> Extrait choisi

Maison 

 

 

 

 

Il n’y a pas de maison du monde. L’homme n’habite pas le monde. L’homme habite la maison. L’homme habite la maison et la maison habite le monde. L’homme demeure à l’intérieur de la maison et la maison demeure à l’intérieur du cosmos. 

 

 

« Les métaphysiques « de l’homme jeté dans le monde » pourraient méditer concrètement sur la maison jetée à travers l’ouragan, bravant la colère du ciel. » « La maison nous aide à dire : je serai un habitant du monde, malgré le monde. » G. Bachelard

 

Ainsi la chair humaine apparait d’abord jetée à l’intérieur du monde, jetée à l’intérieur de la terreur du monde, de la démesure terrible du monde. Et la chair humaine, l’existence humaine essaie ensuite de filtrer, de cadrer, de donner une forme aux flux du monde, aux flux de terreur du monde par le geste de construire une maison. L’homme n’habite pas le monde. L’homme apparait d’abord jeté à l’intérieur du monde. Ce qui habite le monde ce n’est pas l’homme, ce n’est pas la chair humaine. Ce qui habite le monde c’est la maison. L’homme n’habite pas le monde, l’homme habite sa maison. L’homme construit précisément une maison parce qu’il n’a pas le pouvoir d’habiter immédiatement le monde. L’homme construit une maison à la fois afin d’habiter à l’intérieur de sa maison et afin que sa maison habite le monde. L’homme construit une maison afin d’habiter à l’intérieur de sa maison comme afin que sa maison habite le monde.

> Exercice proposé A
Pouvez-vous retaper le passage de l'extrait sur la maison, depuis « Il n’y a pas » jusqu'à « l’intérieur du cosmos. » ?
> Exercice proposé B
D'après l'extrait sur la maison, qu'est-ce que la chair humaine essaie ensuite de faire face aux flux du monde ? Donnez toutes les actions citées.

> Données brutes
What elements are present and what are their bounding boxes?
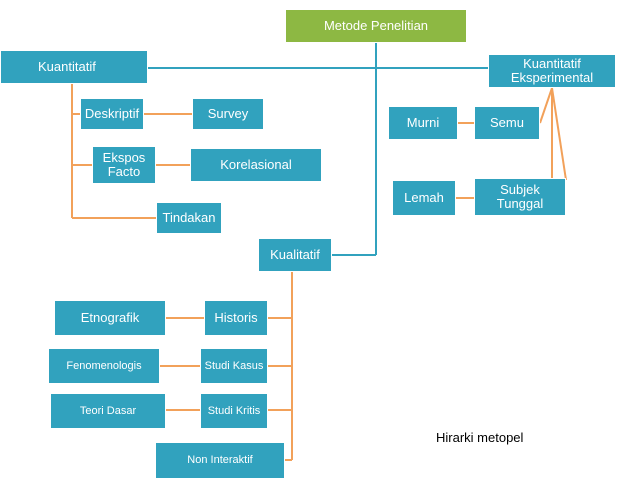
node-studi-kritis[interactable]: Studi Kritis xyxy=(200,393,268,429)
node-fenomenologis[interactable]: Fenomenologis xyxy=(48,348,160,384)
node-etnografik[interactable]: Etnografik xyxy=(54,300,166,336)
node-lemah[interactable]: Lemah xyxy=(392,180,456,216)
node-non-interaktif[interactable]: Non Interaktif xyxy=(155,442,285,479)
node-kuantitatif-eksperimental[interactable]: Kuantitatif Eksperimental xyxy=(488,54,616,88)
diagram-caption: Hirarki metopel xyxy=(436,430,524,445)
node-korelasional[interactable]: Korelasional xyxy=(190,148,322,182)
node-historis[interactable]: Historis xyxy=(204,300,268,336)
node-metode-penelitian[interactable]: Metode Penelitian xyxy=(285,9,467,43)
node-deskriptif[interactable]: Deskriptif xyxy=(80,98,144,130)
node-subjek-tunggal[interactable]: Subjek Tunggal xyxy=(474,178,566,216)
node-kuantitatif[interactable]: Kuantitatif xyxy=(0,50,148,84)
node-kualitatif[interactable]: Kualitatif xyxy=(258,238,332,272)
node-survey[interactable]: Survey xyxy=(192,98,264,130)
node-ekspos-facto[interactable]: Ekspos Facto xyxy=(92,146,156,184)
node-tindakan[interactable]: Tindakan xyxy=(156,202,222,234)
node-studi-kasus[interactable]: Studi Kasus xyxy=(200,348,268,384)
node-teori-dasar[interactable]: Teori Dasar xyxy=(50,393,166,429)
node-murni[interactable]: Murni xyxy=(388,106,458,140)
node-semu[interactable]: Semu xyxy=(474,106,540,140)
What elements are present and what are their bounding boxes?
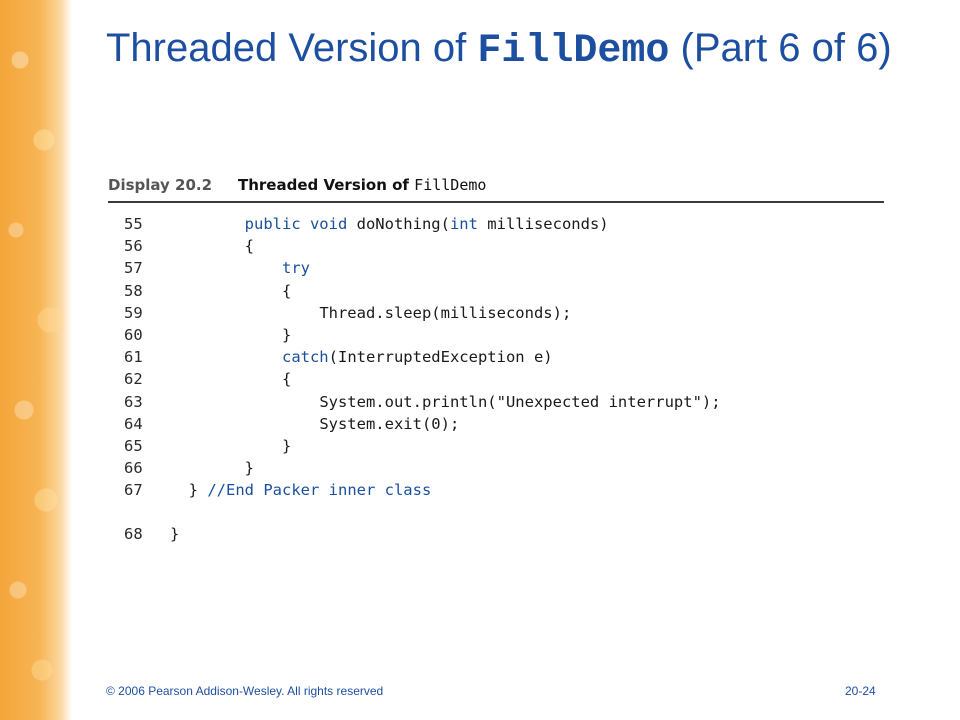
line-number: 62 [124,370,143,389]
display-caption-code: FillDemo [414,176,487,194]
code-listing: 55 public void doNothing(int millisecond… [108,213,884,546]
code-line: 55 public void doNothing(int millisecond… [108,213,884,235]
line-number: 61 [124,348,143,367]
line-number: 63 [124,392,143,411]
code-token: doNothing( [356,215,450,233]
code-token: } [188,481,208,500]
footer-copyright: © 2006 Pearson Addison-Wesley. All right… [106,684,384,698]
line-number: 56 [124,237,143,256]
code-token: milliseconds) [477,215,609,233]
code-line: 66 } [108,457,884,479]
code-line: 62 { [108,368,884,390]
code-token: { [281,370,292,389]
line-number: 65 [124,436,143,455]
code-text: try [170,257,310,279]
code-token: System.out.println("Unexpected interrupt… [319,392,721,411]
code-line: 67 } //End Packer inner class [108,479,884,501]
code-token: Thread.sleep(milliseconds); [319,303,572,322]
code-line: 64 System.exit(0); [108,413,884,435]
code-text: System.exit(0); [170,413,459,435]
line-number: 60 [124,325,143,344]
code-token: } [170,525,180,544]
display-number: Display 20.2 [108,176,213,194]
code-line: 61 catch(InterruptedException e) [108,346,884,368]
code-text: catch(InterruptedException e) [170,346,553,368]
code-text: { [170,235,254,257]
line-number: 64 [124,414,143,433]
code-keyword: try [281,259,310,278]
title-suffix: (Part 6 of 6) [669,26,892,70]
title-prefix: Threaded Version of [106,26,478,70]
code-text: } [170,324,291,346]
line-number: 58 [124,281,143,300]
code-text: } //End Packer inner class [170,479,432,501]
code-keyword: catch [281,348,329,367]
code-line: 65 } [108,435,884,457]
display-caption-prefix: Threaded Version of [238,176,415,194]
code-text: } [170,435,291,457]
code-text: } [170,523,179,545]
code-token: { [281,281,292,300]
line-number: 66 [124,459,143,478]
decorative-side-stripe [0,0,72,720]
line-number: 57 [124,259,143,278]
code-token: } [244,459,254,478]
code-token: (InterruptedException e) [328,348,553,367]
code-line: 63 System.out.println("Unexpected interr… [108,391,884,413]
code-text: Thread.sleep(milliseconds); [170,302,571,324]
code-line: 57 try [108,257,884,279]
code-text: } [170,457,254,479]
line-number: 68 [124,525,143,544]
slide-title: Threaded Version of FillDemo (Part 6 of … [106,18,906,82]
code-comment: //End Packer inner class [207,481,432,500]
display-caption: Threaded Version of FillDemo [238,176,486,194]
code-line: 56 { [108,235,884,257]
code-text: { [170,368,291,390]
code-text: { [170,280,291,302]
title-code: FillDemo [477,29,670,74]
code-keyword: public void [244,215,357,233]
footer-page-number: 20-24 [845,684,876,698]
code-token: } [281,436,292,455]
line-number: 67 [124,481,143,500]
display-header: Display 20.2 Threaded Version of FillDem… [108,175,884,203]
code-line: 60 } [108,324,884,346]
code-keyword: int [449,215,478,233]
code-text: public void doNothing(int milliseconds) [170,213,609,235]
line-number: 55 [124,215,143,233]
code-line: 59 Thread.sleep(milliseconds); [108,302,884,324]
code-token: System.exit(0); [319,414,460,433]
line-number: 59 [124,303,143,322]
code-text: System.out.println("Unexpected interrupt… [170,391,721,413]
code-token: } [281,325,292,344]
code-line: 58 { [108,280,884,302]
code-token: { [244,237,254,256]
code-line: 68} [108,523,884,545]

> Réponse A
Il n’y a pas de maison du monde. L’homme n’habite pas le monde. L’homme habite la maison. L’homme habite la maison et la maison habite le monde. L’homme demeure à l’intérieur de la maison et la maison demeure à l’intérieur du cosmos.

> Réponse B
- filtrer
- cadrer
- donner une forme aux flux du monde